-- START OF Records provided --
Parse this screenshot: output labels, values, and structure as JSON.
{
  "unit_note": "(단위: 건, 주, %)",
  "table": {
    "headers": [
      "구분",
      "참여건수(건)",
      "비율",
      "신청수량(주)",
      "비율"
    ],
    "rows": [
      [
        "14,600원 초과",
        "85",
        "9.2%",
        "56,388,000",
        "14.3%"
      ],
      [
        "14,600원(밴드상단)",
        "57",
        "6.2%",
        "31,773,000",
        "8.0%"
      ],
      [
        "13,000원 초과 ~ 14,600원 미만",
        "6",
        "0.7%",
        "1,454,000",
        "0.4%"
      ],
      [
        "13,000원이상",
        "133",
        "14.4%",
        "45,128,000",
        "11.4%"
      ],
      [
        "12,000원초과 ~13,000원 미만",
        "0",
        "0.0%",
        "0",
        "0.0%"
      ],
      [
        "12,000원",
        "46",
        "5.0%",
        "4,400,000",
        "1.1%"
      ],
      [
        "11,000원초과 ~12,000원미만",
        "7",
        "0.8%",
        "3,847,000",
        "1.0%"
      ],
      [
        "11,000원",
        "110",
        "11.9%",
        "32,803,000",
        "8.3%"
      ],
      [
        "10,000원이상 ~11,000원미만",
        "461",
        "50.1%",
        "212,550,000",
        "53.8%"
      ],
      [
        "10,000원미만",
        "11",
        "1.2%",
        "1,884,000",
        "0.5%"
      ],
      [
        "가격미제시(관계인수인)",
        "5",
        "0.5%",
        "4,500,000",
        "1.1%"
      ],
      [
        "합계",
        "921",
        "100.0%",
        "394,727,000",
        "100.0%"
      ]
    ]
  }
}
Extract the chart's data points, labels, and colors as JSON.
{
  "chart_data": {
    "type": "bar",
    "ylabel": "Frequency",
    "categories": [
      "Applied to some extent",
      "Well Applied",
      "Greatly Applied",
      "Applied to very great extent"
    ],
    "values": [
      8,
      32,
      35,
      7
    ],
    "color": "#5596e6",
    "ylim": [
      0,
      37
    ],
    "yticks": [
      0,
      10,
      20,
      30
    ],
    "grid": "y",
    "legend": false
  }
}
-- END OF Records provided --
» Goal
Search the data above for the string "JSON" and return every line that has it.

» Exercise response
Parse this screenshot: output labels, values, and structure as JSON.
Extract the chart's data points, labels, and colors as JSON.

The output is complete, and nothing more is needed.